• [EXERCISE]
Your task is to copy each line that has the word "Documentation".

• [DATA ENTRIES]
- - -

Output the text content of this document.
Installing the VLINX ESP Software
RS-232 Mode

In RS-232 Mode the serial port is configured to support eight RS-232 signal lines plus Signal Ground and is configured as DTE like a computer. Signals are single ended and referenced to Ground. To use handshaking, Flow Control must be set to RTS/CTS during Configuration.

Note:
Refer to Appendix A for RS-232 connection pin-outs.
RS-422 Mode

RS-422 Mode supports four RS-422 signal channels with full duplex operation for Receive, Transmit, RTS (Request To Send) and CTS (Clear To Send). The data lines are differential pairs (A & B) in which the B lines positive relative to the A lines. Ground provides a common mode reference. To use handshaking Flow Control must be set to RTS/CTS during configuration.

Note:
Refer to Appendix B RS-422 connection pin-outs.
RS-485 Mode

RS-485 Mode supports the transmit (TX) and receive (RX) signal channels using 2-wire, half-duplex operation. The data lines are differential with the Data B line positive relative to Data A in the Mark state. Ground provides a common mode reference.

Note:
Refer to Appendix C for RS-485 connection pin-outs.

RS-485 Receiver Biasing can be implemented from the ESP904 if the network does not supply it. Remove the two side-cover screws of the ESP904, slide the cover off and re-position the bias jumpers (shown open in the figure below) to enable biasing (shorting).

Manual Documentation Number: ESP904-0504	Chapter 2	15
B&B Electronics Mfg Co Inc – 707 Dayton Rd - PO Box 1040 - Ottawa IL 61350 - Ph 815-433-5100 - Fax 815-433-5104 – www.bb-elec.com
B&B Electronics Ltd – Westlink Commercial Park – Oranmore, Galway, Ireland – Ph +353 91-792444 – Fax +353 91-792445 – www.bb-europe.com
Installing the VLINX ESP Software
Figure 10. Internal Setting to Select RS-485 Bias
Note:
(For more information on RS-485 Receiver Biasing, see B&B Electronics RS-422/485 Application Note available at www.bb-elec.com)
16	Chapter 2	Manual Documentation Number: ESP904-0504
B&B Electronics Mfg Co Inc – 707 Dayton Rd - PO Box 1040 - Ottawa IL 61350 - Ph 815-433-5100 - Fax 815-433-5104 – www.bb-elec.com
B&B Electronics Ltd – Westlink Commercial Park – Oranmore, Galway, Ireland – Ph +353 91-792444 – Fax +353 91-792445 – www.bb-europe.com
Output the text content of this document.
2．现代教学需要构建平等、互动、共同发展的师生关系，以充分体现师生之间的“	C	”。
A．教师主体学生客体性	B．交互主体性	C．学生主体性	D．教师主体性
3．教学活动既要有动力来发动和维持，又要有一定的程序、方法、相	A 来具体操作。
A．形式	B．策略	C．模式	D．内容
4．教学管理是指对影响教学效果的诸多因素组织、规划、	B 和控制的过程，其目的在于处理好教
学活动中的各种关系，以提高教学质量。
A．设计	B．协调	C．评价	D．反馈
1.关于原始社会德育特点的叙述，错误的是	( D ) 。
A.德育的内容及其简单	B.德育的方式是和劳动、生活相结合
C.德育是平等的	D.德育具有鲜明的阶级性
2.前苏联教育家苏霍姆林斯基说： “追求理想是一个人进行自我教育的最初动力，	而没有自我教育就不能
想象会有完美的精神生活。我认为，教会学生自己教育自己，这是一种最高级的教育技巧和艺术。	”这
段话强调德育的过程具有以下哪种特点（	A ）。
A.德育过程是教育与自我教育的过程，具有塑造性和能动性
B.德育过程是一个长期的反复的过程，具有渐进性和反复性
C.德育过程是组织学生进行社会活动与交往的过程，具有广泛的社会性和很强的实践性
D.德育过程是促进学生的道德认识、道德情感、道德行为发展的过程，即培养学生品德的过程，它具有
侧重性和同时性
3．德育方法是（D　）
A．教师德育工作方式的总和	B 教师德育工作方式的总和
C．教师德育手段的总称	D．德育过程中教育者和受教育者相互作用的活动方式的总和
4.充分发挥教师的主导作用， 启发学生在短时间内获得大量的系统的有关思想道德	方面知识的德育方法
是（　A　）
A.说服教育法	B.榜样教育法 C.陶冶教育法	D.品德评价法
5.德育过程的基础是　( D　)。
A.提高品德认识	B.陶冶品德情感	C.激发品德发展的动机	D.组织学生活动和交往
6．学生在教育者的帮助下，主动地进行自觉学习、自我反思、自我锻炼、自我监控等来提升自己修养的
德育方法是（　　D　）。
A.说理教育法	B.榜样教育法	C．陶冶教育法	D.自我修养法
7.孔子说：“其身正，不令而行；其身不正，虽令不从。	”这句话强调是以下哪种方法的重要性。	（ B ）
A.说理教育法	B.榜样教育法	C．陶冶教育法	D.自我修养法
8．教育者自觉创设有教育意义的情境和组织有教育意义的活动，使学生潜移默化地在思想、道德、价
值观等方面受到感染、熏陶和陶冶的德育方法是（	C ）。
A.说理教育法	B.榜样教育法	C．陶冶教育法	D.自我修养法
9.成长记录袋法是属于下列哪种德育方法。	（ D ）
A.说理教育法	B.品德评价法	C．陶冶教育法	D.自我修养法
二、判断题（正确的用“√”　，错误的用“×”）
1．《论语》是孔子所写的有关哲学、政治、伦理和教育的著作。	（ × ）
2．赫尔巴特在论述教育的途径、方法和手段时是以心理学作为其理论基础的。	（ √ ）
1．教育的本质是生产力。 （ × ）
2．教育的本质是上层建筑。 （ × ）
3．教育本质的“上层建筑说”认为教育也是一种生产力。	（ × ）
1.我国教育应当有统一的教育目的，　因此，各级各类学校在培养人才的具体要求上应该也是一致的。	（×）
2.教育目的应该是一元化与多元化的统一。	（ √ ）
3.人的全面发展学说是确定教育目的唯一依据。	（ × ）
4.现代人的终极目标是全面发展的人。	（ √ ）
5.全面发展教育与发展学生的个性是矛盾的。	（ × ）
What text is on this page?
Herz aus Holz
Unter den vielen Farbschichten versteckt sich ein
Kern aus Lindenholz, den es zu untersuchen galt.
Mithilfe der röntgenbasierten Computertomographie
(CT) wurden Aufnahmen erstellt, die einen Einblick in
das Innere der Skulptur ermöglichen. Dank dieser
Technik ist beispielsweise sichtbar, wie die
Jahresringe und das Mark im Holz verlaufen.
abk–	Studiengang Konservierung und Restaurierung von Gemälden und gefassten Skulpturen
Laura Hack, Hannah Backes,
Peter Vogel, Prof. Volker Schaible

- - -

• [RESULT OF THE TASK]
Manual Documentation Number: ESP904-0504	Chapter 2	15
16	Chapter 2	Manual Documentation Number: ESP904-0504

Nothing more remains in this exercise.